### Directive:
Pull out every line in the data that has the string "votes" in it.

### Source data:
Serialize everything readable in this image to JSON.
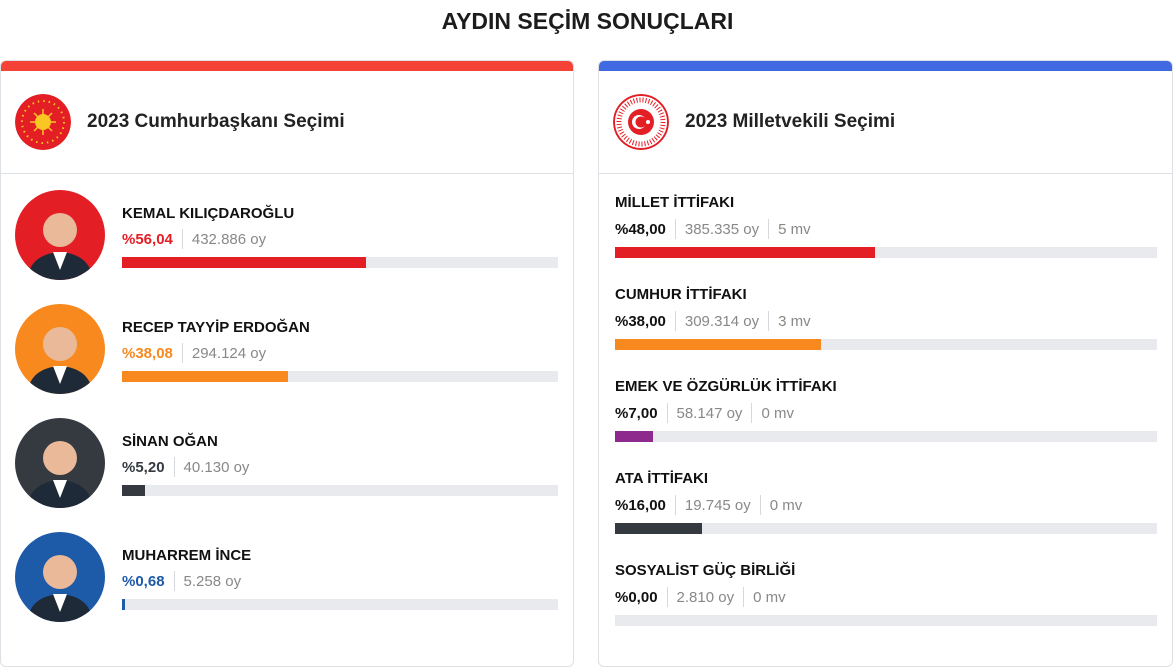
{
  "page_title": "AYDIN SEÇİM SONUÇLARI",
  "presidential": {
    "title": "2023 Cumhurbaşkanı Seçimi",
    "accent": "#f44336",
    "candidates": [
      {
        "name": "KEMAL KILIÇDAROĞLU",
        "pct_label": "%56,04",
        "pct": 56.04,
        "votes": "432.886 oy",
        "color": "#e31e24",
        "bg": "#e31e24"
      },
      {
        "name": "RECEP TAYYİP ERDOĞAN",
        "pct_label": "%38,08",
        "pct": 38.08,
        "votes": "294.124 oy",
        "color": "#f7891e",
        "bg": "#f7891e"
      },
      {
        "name": "SİNAN OĞAN",
        "pct_label": "%5,20",
        "pct": 5.2,
        "votes": "40.130 oy",
        "color": "#343a40",
        "bg": "#343a40"
      },
      {
        "name": "MUHARREM İNCE",
        "pct_label": "%0,68",
        "pct": 0.68,
        "votes": "5.258 oy",
        "color": "#1d5aa8",
        "bg": "#1d5aa8"
      }
    ]
  },
  "parliament": {
    "title": "2023 Milletvekili Seçimi",
    "accent": "#4169e1",
    "alliances": [
      {
        "name": "MİLLET İTTİFAKI",
        "pct_label": "%48,00",
        "pct": 48,
        "votes": "385.335 oy",
        "seats": "5 mv",
        "color": "#e31e24"
      },
      {
        "name": "CUMHUR İTTİFAKI",
        "pct_label": "%38,00",
        "pct": 38,
        "votes": "309.314 oy",
        "seats": "3 mv",
        "color": "#f7891e"
      },
      {
        "name": "EMEK VE ÖZGÜRLÜK İTTİFAKI",
        "pct_label": "%7,00",
        "pct": 7,
        "votes": "58.147 oy",
        "seats": "0 mv",
        "color": "#8e2a8e"
      },
      {
        "name": "ATA İTTİFAKI",
        "pct_label": "%16,00",
        "pct": 16,
        "votes": "19.745 oy",
        "seats": "0 mv",
        "color": "#343a40"
      },
      {
        "name": "SOSYALİST GÜÇ BİRLİĞİ",
        "pct_label": "%0,00",
        "pct": 0,
        "votes": "2.810 oy",
        "seats": "0 mv",
        "color": "#343a40"
      }
    ]
  }
}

### Expected answer:
        "votes": "432.886 oy",
        "votes": "294.124 oy",
        "votes": "40.130 oy",
        "votes": "5.258 oy",
        "votes": "385.335 oy",
        "votes": "309.314 oy",
        "votes": "58.147 oy",
        "votes": "19.745 oy",
        "votes": "2.810 oy",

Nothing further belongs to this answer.